Ken Krolicki

Personal information
- Date of birth: March 15, 1996 (age 30)
- Place of birth: Tokyo, Japan
- Height: 5 ft 10 in (1.78 m)
- Position: Midfielder

Youth career
- 2011: Canton High School
- 2012: Michigan Jaguars
- 2013–2014: Crew Academy Wolves

College career
- Years: Team / Apps / (Gls)
- 2014–2017: Michigan State Spartans / 81 / (7)

Senior career*
- Years: Team / Apps / (Gls)
- 2015–2017: K-W United / 25 / (7)
- 2018–2019: Montreal Impact / 34 / (0)
- 2020: Portland Timbers 2 / 8 / (0)
- 2022–2023: Bentleigh Greens / 17 / (0)

= Ken Krolicki =

Japanese footballer (born 1996)

Ken Krolicki (born March 15, 1996) is a Japanese footballer who last played for NPL Victoria side Bentleigh Greens.

_DATA ROWS:_
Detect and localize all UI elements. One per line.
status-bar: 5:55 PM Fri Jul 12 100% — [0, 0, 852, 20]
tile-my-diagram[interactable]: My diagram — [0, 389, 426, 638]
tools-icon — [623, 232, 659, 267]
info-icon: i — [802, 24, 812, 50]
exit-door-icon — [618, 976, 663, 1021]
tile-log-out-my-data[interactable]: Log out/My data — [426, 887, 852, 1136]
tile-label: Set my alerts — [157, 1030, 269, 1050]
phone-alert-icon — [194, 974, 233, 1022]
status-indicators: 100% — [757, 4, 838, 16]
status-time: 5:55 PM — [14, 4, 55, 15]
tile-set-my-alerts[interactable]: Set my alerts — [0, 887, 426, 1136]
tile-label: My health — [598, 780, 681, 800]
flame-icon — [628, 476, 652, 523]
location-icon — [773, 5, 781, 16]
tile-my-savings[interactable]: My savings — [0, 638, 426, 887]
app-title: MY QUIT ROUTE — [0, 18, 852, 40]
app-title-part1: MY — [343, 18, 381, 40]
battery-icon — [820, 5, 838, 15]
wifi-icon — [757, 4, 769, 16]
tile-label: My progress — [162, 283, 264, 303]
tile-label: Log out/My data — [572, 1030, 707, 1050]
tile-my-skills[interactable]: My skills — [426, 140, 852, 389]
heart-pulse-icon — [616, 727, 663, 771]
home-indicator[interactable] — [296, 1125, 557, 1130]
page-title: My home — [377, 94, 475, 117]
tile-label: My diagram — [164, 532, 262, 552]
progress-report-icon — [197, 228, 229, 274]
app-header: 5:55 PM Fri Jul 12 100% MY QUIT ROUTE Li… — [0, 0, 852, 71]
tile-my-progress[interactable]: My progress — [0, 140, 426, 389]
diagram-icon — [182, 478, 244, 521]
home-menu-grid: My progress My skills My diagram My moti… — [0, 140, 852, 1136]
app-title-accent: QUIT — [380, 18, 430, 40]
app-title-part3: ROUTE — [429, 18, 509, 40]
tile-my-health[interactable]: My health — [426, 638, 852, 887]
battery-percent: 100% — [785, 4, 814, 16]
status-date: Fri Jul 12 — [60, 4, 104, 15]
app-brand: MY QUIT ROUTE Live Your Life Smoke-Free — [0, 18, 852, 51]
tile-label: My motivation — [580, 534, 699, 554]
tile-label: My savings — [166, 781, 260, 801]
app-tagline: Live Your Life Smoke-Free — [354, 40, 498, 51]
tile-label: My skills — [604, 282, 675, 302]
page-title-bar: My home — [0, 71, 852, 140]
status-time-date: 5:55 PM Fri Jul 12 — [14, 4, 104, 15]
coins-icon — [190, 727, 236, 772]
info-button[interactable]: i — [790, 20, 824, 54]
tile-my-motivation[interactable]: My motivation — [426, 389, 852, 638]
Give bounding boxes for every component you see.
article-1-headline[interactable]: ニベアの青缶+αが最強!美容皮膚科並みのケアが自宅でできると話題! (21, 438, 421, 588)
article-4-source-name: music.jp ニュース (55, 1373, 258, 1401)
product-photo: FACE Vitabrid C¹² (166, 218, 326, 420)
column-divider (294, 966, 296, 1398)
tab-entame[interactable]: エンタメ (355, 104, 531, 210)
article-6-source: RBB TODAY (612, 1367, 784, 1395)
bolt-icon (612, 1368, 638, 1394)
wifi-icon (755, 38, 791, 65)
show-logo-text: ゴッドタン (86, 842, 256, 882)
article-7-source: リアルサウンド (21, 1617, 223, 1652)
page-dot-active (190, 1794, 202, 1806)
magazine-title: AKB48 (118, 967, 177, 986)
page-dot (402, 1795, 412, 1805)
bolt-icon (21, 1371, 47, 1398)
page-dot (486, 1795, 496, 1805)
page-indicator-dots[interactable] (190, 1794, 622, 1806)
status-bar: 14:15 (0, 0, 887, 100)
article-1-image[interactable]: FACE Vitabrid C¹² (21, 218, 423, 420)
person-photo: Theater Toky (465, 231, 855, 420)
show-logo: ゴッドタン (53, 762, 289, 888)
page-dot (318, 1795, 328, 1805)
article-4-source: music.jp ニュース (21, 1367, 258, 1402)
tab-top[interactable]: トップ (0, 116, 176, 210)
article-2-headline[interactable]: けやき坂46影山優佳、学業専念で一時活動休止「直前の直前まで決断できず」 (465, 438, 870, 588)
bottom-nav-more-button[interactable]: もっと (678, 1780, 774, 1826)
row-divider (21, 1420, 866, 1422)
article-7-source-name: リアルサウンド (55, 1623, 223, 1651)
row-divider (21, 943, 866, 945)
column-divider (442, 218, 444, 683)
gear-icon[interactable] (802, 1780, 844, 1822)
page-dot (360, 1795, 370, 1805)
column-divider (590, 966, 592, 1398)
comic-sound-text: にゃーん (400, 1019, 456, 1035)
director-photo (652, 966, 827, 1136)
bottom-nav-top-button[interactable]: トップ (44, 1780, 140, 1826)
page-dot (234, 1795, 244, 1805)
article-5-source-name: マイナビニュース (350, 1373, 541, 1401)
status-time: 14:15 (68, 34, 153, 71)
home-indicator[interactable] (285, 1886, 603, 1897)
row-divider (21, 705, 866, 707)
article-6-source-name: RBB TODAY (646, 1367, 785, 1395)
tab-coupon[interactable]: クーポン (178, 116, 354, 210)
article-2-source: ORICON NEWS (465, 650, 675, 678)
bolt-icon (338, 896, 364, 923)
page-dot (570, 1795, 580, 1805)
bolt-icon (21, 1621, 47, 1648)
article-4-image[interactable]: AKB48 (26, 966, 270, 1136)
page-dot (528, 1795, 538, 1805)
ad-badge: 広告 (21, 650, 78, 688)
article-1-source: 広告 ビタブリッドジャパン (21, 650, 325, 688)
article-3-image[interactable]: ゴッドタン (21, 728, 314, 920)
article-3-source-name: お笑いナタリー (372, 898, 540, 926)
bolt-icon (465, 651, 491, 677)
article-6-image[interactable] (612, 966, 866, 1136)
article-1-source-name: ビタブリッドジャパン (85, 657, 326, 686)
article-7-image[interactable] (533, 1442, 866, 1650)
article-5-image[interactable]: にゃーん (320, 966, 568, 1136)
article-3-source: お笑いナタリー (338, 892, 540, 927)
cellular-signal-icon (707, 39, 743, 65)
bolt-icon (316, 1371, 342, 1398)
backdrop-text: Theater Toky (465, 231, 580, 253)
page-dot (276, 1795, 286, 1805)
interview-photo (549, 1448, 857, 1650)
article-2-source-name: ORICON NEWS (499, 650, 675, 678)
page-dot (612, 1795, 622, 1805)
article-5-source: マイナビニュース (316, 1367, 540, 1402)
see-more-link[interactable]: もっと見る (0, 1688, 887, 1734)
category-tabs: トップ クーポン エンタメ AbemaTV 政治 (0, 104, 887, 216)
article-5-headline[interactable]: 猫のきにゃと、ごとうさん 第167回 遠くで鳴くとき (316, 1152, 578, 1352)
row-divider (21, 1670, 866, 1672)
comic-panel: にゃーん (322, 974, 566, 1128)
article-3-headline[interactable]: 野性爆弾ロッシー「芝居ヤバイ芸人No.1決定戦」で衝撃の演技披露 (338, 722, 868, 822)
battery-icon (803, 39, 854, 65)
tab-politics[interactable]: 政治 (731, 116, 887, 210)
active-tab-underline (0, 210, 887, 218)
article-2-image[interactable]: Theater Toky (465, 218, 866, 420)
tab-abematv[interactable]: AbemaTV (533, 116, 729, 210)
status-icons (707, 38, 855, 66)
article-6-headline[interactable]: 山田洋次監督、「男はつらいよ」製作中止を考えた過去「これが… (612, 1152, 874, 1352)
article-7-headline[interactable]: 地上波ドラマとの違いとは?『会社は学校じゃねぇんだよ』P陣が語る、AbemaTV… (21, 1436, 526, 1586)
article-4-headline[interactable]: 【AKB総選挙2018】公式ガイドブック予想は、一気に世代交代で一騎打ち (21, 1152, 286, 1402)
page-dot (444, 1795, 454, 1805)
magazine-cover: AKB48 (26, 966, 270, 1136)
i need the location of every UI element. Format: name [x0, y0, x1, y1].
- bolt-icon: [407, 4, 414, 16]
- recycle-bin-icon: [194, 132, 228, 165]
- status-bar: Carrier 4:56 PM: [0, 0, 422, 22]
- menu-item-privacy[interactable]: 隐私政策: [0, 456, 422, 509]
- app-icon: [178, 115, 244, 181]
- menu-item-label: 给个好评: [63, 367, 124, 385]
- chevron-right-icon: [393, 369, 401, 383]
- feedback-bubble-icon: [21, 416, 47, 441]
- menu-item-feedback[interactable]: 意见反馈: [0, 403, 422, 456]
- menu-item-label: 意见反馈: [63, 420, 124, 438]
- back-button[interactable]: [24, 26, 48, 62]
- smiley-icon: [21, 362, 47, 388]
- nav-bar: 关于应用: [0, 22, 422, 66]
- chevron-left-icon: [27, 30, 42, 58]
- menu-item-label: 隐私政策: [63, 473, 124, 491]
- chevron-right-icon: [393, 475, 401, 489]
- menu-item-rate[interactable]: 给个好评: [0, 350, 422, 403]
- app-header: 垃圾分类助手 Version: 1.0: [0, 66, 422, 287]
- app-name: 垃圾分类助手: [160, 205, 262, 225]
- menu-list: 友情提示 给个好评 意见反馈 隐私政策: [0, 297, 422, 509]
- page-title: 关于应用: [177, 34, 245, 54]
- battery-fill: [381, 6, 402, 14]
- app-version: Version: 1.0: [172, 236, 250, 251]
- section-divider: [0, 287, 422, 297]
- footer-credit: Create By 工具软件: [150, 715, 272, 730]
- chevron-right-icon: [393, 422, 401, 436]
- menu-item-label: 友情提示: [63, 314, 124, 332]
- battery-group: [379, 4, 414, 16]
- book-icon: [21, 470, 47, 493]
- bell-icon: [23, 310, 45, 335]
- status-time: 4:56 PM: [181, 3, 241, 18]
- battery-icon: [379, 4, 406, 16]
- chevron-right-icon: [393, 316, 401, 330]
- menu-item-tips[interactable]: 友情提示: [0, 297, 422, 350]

_INSTRUCTION A:_
Repeat the passage from the Ken Krolicki profile, starting at the words "Youth career" and ending after the words "Impact / 34 / (0)".
_INSTRUCTION B:_
According to the Ken Krolicki profile, which team did he play for in 2018–2019?
The records are separate material and have no connection to the Ken Krolicki profile.

_WORKED ANSWER A:_
Youth career
- 2011: Canton High School
- 2012: Michigan Jaguars
- 2013–2014: Crew Academy Wolves

College career
- Years: Team / Apps / (Gls)
- 2014–2017: Michigan State Spartans / 81 / (7)

Senior career*
- Years: Team / Apps / (Gls)
- 2015–2017: K-W United / 25 / (7)
- 2018–2019: Montreal Impact / 34 / (0)

_WORKED ANSWER B:_
Montreal Impact